Short problem
State the number of lines that hold the string "меры", with nothing added.

Data entries
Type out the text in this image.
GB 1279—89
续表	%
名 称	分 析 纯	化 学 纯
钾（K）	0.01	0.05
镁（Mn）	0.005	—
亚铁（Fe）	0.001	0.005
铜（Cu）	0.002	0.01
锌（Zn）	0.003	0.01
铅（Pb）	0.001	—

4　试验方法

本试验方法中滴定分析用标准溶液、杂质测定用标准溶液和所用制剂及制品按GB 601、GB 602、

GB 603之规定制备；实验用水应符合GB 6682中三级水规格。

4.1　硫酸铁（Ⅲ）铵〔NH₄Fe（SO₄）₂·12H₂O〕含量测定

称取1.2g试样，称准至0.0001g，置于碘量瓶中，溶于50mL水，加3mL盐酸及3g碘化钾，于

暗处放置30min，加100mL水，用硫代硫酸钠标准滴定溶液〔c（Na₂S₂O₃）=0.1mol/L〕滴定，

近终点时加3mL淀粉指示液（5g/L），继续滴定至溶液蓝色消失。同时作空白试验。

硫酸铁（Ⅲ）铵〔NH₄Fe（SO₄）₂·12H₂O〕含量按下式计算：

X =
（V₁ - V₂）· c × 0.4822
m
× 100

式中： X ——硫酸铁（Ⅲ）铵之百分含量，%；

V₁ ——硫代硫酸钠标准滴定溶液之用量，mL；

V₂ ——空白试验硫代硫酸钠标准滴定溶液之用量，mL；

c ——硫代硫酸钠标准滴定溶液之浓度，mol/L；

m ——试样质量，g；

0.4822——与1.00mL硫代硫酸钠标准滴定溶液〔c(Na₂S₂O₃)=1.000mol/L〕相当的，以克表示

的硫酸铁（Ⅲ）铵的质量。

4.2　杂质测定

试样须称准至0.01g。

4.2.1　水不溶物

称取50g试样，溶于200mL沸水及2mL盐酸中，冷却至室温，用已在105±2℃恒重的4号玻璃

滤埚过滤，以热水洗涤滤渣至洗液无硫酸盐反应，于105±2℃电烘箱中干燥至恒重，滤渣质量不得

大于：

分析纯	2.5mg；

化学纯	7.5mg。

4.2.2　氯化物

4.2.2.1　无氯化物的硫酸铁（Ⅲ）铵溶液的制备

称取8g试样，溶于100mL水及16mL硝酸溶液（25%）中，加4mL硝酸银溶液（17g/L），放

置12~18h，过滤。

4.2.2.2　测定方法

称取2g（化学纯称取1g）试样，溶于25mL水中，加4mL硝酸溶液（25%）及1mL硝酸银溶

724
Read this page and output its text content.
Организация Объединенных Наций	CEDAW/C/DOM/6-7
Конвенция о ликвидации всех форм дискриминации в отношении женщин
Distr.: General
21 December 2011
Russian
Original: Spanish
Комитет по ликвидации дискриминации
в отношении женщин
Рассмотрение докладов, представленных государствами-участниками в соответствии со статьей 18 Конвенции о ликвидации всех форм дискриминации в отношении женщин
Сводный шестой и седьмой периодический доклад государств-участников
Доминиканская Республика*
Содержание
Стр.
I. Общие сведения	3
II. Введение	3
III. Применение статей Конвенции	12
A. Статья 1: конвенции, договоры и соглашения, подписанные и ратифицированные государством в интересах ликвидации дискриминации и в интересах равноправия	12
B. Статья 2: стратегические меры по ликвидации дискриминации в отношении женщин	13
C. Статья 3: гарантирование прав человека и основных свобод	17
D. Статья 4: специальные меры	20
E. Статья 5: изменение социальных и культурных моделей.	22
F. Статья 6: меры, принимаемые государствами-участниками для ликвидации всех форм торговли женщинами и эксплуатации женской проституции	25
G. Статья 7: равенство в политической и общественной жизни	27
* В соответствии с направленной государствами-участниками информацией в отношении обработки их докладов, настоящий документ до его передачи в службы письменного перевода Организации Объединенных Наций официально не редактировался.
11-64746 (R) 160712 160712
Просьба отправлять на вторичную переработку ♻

Exercise solution
3